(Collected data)
· · ·
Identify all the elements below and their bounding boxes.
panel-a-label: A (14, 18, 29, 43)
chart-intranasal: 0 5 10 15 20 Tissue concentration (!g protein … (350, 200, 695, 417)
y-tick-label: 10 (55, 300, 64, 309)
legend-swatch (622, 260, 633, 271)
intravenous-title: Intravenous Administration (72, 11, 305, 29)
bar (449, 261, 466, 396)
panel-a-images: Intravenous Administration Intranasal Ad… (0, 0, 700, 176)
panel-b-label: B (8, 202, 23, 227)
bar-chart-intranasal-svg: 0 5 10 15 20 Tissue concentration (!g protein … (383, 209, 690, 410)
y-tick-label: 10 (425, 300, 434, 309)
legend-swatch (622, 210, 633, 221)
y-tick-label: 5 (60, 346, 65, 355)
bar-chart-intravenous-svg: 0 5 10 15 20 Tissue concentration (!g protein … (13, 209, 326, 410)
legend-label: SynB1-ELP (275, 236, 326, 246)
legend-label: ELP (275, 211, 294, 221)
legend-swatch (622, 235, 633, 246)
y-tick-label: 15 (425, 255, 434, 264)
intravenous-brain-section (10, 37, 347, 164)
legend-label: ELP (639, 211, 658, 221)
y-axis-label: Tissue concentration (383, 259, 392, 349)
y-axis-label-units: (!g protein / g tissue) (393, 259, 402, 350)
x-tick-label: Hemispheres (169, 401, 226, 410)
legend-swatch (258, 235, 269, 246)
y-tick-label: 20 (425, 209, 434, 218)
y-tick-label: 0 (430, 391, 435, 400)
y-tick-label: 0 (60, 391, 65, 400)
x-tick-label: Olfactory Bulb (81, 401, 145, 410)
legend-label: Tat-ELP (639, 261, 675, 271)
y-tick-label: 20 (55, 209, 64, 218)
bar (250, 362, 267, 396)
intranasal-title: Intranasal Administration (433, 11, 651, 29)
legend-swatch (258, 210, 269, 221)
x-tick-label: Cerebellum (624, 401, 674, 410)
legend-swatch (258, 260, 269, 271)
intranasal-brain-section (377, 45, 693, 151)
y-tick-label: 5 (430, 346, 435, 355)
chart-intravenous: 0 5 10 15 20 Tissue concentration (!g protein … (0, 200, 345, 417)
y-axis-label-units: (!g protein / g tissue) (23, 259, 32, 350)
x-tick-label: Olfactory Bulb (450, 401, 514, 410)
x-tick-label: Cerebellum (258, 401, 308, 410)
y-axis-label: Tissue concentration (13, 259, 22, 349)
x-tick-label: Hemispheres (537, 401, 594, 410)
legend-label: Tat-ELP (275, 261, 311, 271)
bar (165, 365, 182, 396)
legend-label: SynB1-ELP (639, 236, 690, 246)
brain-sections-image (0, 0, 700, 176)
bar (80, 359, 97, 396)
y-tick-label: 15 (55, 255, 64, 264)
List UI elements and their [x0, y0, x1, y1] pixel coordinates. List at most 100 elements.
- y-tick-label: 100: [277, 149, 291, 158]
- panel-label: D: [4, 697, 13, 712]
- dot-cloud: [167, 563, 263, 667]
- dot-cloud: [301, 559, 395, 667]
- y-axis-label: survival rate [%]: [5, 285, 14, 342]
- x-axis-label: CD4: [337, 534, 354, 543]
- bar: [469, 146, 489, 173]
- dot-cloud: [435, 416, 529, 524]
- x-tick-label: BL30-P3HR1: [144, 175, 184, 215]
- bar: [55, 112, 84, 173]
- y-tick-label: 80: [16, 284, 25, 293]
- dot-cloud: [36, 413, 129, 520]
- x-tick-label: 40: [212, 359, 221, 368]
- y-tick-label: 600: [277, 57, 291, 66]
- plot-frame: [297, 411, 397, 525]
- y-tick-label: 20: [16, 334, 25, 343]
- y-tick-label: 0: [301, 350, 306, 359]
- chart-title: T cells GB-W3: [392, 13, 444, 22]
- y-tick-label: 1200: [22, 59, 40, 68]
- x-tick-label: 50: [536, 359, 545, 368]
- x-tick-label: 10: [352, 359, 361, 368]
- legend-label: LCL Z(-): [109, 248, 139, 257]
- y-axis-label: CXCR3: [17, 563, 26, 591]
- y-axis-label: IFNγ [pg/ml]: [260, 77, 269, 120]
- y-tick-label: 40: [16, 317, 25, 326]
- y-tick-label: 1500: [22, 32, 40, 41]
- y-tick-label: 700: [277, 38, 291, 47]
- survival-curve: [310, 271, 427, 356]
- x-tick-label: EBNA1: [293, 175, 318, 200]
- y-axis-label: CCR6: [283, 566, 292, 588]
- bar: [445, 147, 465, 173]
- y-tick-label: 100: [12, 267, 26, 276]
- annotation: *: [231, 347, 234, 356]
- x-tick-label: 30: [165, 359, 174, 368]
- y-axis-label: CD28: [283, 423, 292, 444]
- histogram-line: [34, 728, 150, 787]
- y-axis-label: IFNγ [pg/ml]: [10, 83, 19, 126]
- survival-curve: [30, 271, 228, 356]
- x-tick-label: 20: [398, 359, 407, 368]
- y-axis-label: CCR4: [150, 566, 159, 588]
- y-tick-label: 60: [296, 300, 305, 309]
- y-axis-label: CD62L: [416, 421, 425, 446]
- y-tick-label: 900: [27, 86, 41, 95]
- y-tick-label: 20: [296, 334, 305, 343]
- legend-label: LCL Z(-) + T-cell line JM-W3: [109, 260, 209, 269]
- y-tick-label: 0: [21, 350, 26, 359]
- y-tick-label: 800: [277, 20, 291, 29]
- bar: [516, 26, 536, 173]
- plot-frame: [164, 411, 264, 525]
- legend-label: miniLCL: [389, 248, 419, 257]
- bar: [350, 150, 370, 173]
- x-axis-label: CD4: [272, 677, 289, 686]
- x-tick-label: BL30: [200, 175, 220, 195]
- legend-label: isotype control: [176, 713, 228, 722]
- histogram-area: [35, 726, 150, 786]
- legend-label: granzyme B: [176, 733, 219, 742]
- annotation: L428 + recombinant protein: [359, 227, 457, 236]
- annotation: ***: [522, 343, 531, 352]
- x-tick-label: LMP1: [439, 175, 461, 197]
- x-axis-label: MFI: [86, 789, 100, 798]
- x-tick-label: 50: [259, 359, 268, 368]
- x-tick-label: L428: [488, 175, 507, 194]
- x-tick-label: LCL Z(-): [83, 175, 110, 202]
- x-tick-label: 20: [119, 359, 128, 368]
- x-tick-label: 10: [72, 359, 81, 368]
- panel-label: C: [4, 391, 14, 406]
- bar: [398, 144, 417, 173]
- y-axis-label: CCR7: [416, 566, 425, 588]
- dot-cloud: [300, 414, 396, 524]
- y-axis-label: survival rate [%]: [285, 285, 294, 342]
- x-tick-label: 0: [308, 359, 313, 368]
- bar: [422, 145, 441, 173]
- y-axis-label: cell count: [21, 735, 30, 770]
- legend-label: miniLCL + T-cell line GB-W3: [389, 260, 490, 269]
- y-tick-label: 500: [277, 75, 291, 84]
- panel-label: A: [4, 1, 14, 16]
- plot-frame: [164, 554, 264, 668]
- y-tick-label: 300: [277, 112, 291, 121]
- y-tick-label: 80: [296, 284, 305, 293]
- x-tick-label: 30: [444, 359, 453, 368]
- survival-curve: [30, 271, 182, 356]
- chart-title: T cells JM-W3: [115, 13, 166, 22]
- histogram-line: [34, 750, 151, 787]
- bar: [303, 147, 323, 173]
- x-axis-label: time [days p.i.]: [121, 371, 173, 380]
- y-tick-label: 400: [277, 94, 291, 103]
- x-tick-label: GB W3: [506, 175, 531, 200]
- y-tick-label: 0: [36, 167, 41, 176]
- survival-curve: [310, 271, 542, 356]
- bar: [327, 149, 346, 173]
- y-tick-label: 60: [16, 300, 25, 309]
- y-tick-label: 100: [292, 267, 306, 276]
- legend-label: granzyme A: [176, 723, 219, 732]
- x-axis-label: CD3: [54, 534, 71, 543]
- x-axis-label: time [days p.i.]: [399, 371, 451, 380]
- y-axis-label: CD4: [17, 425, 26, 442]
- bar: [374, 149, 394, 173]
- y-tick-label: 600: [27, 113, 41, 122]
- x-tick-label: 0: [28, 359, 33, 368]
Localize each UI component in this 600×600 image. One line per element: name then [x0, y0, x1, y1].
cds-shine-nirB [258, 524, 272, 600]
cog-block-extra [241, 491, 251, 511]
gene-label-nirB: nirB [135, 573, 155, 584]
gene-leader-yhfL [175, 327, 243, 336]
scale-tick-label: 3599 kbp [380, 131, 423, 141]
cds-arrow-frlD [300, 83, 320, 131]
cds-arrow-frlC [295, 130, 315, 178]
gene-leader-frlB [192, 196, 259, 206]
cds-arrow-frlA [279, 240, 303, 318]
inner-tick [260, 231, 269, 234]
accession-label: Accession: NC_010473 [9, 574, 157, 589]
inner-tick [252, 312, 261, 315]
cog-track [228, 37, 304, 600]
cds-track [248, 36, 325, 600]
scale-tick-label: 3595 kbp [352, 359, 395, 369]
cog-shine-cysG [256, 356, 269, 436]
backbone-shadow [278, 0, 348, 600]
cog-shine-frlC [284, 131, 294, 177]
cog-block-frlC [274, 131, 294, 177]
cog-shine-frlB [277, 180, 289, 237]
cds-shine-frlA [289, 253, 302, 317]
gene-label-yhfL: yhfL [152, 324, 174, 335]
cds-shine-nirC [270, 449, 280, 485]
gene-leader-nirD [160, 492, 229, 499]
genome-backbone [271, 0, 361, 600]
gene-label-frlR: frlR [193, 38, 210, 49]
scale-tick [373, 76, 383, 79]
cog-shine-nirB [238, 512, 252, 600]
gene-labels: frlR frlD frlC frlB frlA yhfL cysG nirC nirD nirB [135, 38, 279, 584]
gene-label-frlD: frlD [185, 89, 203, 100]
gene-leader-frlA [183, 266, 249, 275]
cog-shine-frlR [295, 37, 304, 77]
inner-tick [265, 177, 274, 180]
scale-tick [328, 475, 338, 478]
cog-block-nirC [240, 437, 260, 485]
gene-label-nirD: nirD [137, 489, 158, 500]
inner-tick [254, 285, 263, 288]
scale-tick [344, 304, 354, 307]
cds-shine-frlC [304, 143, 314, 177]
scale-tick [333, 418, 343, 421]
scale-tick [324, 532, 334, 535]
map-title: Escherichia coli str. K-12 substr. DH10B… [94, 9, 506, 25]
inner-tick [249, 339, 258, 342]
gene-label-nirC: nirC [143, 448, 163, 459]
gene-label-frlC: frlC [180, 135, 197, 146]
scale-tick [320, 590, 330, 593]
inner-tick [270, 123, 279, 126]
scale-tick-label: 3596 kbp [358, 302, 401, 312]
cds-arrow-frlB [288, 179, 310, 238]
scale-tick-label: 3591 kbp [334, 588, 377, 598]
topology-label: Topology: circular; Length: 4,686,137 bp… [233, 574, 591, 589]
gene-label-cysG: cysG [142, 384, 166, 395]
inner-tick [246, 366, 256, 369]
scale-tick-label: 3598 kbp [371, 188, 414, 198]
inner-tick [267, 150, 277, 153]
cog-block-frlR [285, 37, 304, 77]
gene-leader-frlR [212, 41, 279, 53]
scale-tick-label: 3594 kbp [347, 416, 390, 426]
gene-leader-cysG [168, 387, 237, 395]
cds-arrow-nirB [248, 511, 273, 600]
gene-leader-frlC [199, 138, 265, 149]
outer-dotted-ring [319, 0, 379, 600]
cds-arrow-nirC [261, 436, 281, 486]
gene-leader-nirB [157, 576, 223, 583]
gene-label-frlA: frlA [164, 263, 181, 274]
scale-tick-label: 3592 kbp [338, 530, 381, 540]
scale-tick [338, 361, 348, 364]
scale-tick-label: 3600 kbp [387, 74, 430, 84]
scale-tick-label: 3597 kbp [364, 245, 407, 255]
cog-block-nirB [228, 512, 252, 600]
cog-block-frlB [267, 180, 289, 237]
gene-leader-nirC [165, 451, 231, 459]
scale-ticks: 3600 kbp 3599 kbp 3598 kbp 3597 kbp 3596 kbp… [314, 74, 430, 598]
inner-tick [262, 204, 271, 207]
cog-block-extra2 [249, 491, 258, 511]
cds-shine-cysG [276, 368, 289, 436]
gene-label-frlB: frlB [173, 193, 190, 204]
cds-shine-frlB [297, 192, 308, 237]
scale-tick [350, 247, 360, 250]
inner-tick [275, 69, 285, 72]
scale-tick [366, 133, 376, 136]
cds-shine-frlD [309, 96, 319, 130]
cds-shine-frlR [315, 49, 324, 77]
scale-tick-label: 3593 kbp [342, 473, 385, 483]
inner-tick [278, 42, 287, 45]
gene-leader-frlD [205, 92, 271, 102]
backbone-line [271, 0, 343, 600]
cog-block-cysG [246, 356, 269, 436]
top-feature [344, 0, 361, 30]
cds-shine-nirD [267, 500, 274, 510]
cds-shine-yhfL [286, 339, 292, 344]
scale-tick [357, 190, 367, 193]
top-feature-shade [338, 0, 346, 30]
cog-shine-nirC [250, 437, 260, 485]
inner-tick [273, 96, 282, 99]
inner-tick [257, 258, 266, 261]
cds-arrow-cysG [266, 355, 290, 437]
· · ·
WHAT NEEDS TO BE DONE:
Report how many lines of the preceding records include "curve". Output the number only.

ANSWER TO THIS TASK:
4